What you have to do:
Select, from the data, each line where "title" occurs.

── Given entries

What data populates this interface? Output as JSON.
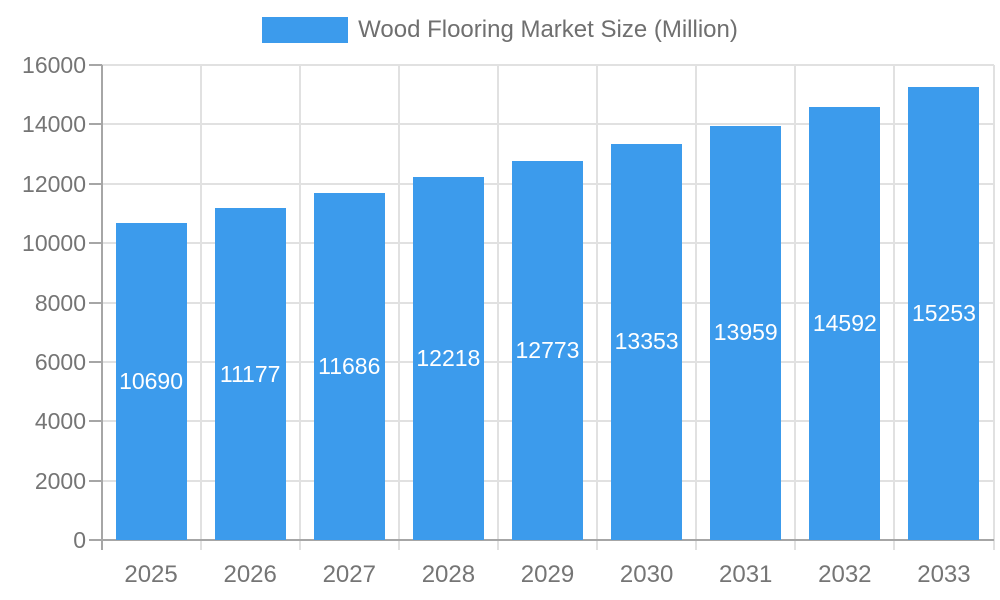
{
  "legend": {
    "label": "Wood Flooring Market Size (Million)"
  },
  "colors": {
    "bar": "#3C9BEC",
    "bar_label": "#FFFFFF",
    "axis_text": "#757575",
    "legend_text": "#6F6F6F",
    "gridline": "#E1E1E1",
    "axis_line": "#A6A6A6"
  },
  "chart_data": {
    "type": "bar",
    "title": "Wood Flooring Market Size (Million)",
    "categories": [
      "2025",
      "2026",
      "2027",
      "2028",
      "2029",
      "2030",
      "2031",
      "2032",
      "2033"
    ],
    "values": [
      10690,
      11177,
      11686,
      12218,
      12773,
      13353,
      13959,
      14592,
      15253
    ],
    "series": [
      {
        "name": "Wood Flooring Market Size (Million)",
        "values": [
          10690,
          11177,
          11686,
          12218,
          12773,
          13353,
          13959,
          14592,
          15253
        ]
      }
    ],
    "xlabel": "",
    "ylabel": "",
    "ylim": [
      0,
      16000
    ],
    "ytick_step": 2000,
    "grid": true,
    "legend_position": "top",
    "bar_labels_inside": true
  }
}
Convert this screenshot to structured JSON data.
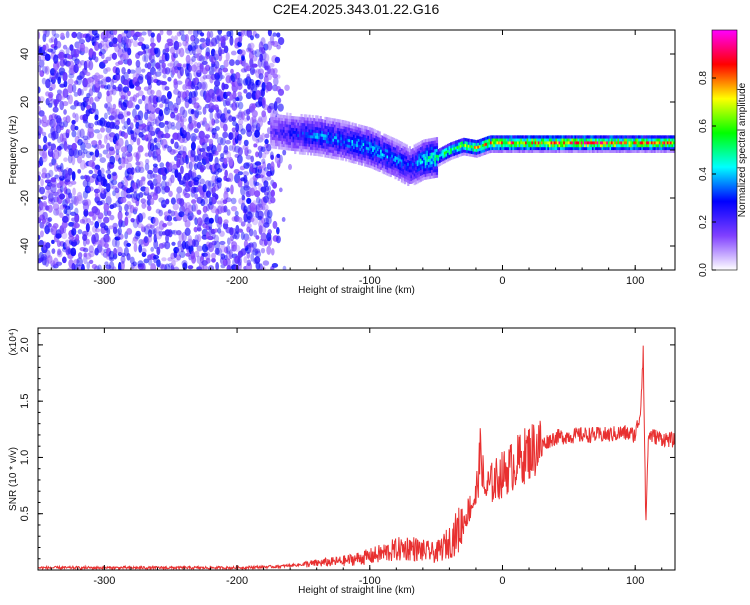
{
  "title": "C2E4.2025.343.01.22.G16",
  "chart_data": [
    {
      "type": "heatmap",
      "xlabel": "Height of straight line (km)",
      "ylabel": "Frequency (Hz)",
      "xlim": [
        -350,
        130
      ],
      "ylim": [
        -50,
        50
      ],
      "x_ticks": [
        -300,
        -200,
        -100,
        0,
        100
      ],
      "x_tick_labels": [
        "-300",
        "-200",
        "-100",
        "0",
        "100"
      ],
      "y_ticks": [
        -40,
        -20,
        0,
        20,
        40
      ],
      "y_tick_labels": [
        "-40",
        "-20",
        "0",
        "20",
        "40"
      ],
      "colorbar": {
        "label": "Normalized spectral amplitude",
        "range": [
          0,
          1
        ],
        "ticks": [
          0,
          0.2,
          0.4,
          0.6,
          0.8
        ],
        "tick_labels": [
          "0.0",
          "0.2",
          "0.4",
          "0.6",
          "0.8"
        ],
        "colors": [
          "#ffffff",
          "#8040ff",
          "#0000ff",
          "#00ffff",
          "#00ff00",
          "#ffff00",
          "#ff0000",
          "#ff00ff"
        ]
      },
      "noise_region": {
        "x": [
          -350,
          -160
        ],
        "amplitude": 0.25
      },
      "signal_track": {
        "x": [
          -175,
          -160,
          -140,
          -120,
          -100,
          -80,
          -70,
          -60,
          -50,
          -40,
          -30,
          -20,
          -10,
          0,
          20,
          40,
          60,
          80,
          100,
          130
        ],
        "y": [
          8,
          7,
          6,
          4,
          1,
          -4,
          -7,
          -4,
          -3,
          0,
          2,
          1,
          3,
          3,
          3,
          3,
          3,
          3,
          3,
          3
        ],
        "amplitude": [
          0.2,
          0.3,
          0.4,
          0.4,
          0.45,
          0.4,
          0.35,
          0.5,
          0.6,
          0.7,
          0.75,
          0.8,
          0.85,
          0.9,
          0.9,
          0.9,
          0.9,
          0.9,
          0.85,
          0.85
        ]
      }
    },
    {
      "type": "line",
      "xlabel": "Height of straight line (km)",
      "ylabel": "SNR (10 * v/v)",
      "y_multiplier_label": "(x10⁴)",
      "xlim": [
        -350,
        130
      ],
      "ylim": [
        0,
        2.15
      ],
      "x_ticks": [
        -300,
        -200,
        -100,
        0,
        100
      ],
      "x_tick_labels": [
        "-300",
        "-200",
        "-100",
        "0",
        "100"
      ],
      "y_ticks": [
        0.5,
        1.0,
        1.5,
        2.0
      ],
      "y_tick_labels": [
        "0.5",
        "1.0",
        "1.5",
        "2.0"
      ],
      "color": "#e83030",
      "series": [
        {
          "x": [
            -350,
            -300,
            -250,
            -200,
            -170,
            -150,
            -120,
            -100,
            -90,
            -80,
            -70,
            -60,
            -50,
            -40,
            -30,
            -25,
            -20,
            -16,
            -14,
            -10,
            0,
            10,
            20,
            30,
            40,
            60,
            80,
            90,
            100,
            104,
            106,
            108,
            110,
            120,
            130
          ],
          "y": [
            0.02,
            0.02,
            0.02,
            0.02,
            0.03,
            0.05,
            0.08,
            0.12,
            0.15,
            0.18,
            0.2,
            0.17,
            0.15,
            0.25,
            0.4,
            0.55,
            0.65,
            1.1,
            0.7,
            0.75,
            0.85,
            0.95,
            1.05,
            1.12,
            1.18,
            1.2,
            1.2,
            1.22,
            1.2,
            1.4,
            2.0,
            0.4,
            1.2,
            1.17,
            1.15
          ]
        }
      ]
    }
  ]
}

────

Output for this exercise:
    "title": "Wood Flooring Market Size (Million)",
  "title": "C2E4.2025.343.01.22.G16",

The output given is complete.